▸ Task goal: Below are some records; repeat them all exactly, minus the pictures.

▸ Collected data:
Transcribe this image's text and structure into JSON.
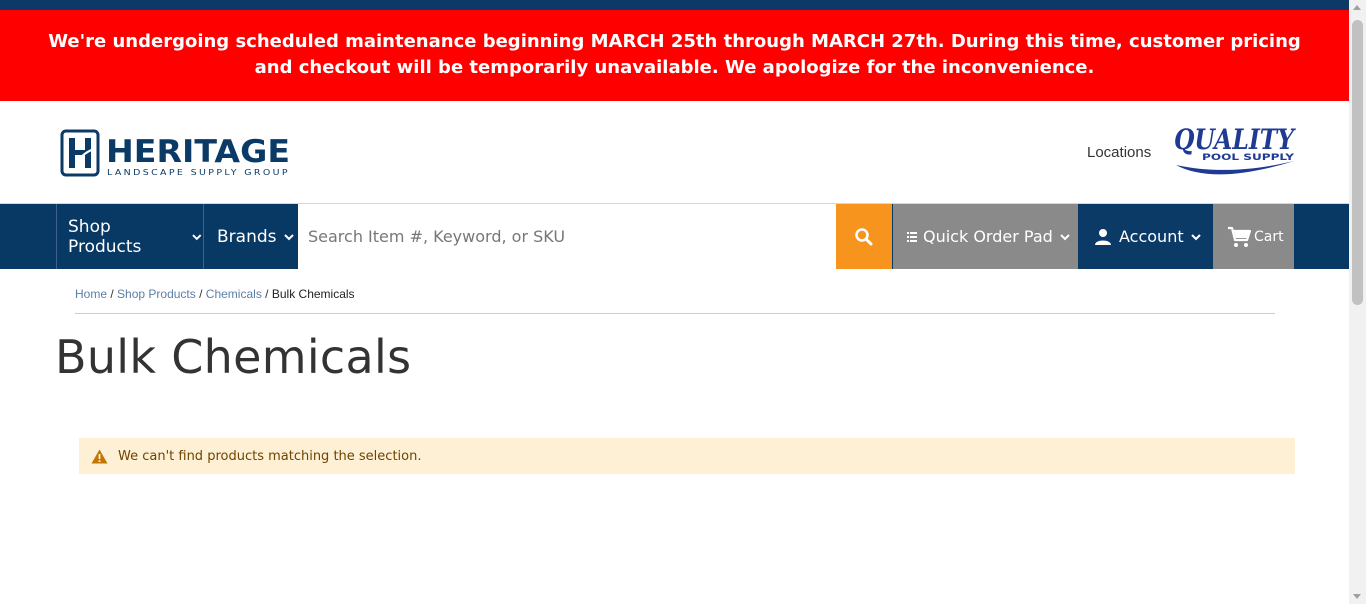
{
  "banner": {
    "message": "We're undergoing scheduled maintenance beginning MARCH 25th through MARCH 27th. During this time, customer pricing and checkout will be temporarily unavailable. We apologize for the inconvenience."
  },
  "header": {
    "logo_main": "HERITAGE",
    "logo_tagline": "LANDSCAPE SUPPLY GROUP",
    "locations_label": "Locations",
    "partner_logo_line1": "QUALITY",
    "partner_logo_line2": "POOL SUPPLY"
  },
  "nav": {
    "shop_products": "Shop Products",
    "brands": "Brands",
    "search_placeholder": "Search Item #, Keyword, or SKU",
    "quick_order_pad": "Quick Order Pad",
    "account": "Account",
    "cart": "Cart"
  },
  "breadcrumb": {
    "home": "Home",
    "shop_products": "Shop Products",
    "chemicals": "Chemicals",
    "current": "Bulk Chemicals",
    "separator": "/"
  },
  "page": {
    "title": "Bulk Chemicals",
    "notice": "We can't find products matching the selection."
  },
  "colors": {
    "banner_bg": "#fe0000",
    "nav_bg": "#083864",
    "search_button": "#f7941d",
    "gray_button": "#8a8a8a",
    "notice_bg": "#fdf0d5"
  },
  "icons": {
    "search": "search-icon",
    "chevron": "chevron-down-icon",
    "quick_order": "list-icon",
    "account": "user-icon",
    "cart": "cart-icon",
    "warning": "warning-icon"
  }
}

▸ Full output:
Transcribe this image's text and structure into JSON.
{
  "banner": {
    "message": "We're undergoing scheduled maintenance beginning MARCH 25th through MARCH 27th. During this time, customer pricing and checkout will be temporarily unavailable. We apologize for the inconvenience."
  },
  "header": {
    "logo_main": "HERITAGE",
    "logo_tagline": "LANDSCAPE SUPPLY GROUP",
    "locations_label": "Locations",
    "partner_logo_line1": "QUALITY",
    "partner_logo_line2": "POOL SUPPLY"
  },
  "nav": {
    "shop_products": "Shop Products",
    "brands": "Brands",
    "search_placeholder": "Search Item #, Keyword, or SKU",
    "quick_order_pad": "Quick Order Pad",
    "account": "Account",
    "cart": "Cart"
  },
  "breadcrumb": {
    "home": "Home",
    "shop_products": "Shop Products",
    "chemicals": "Chemicals",
    "current": "Bulk Chemicals",
    "separator": "/"
  },
  "page": {
    "title": "Bulk Chemicals",
    "notice": "We can't find products matching the selection."
  },
  "colors": {
    "banner_bg": "#fe0000",
    "nav_bg": "#083864",
    "search_button": "#f7941d",
    "gray_button": "#8a8a8a",
    "notice_bg": "#fdf0d5"
  },
  "icons": {
    "search": "search-icon",
    "chevron": "chevron-down-icon",
    "quick_order": "list-icon",
    "account": "user-icon",
    "cart": "cart-icon",
    "warning": "warning-icon"
  }
}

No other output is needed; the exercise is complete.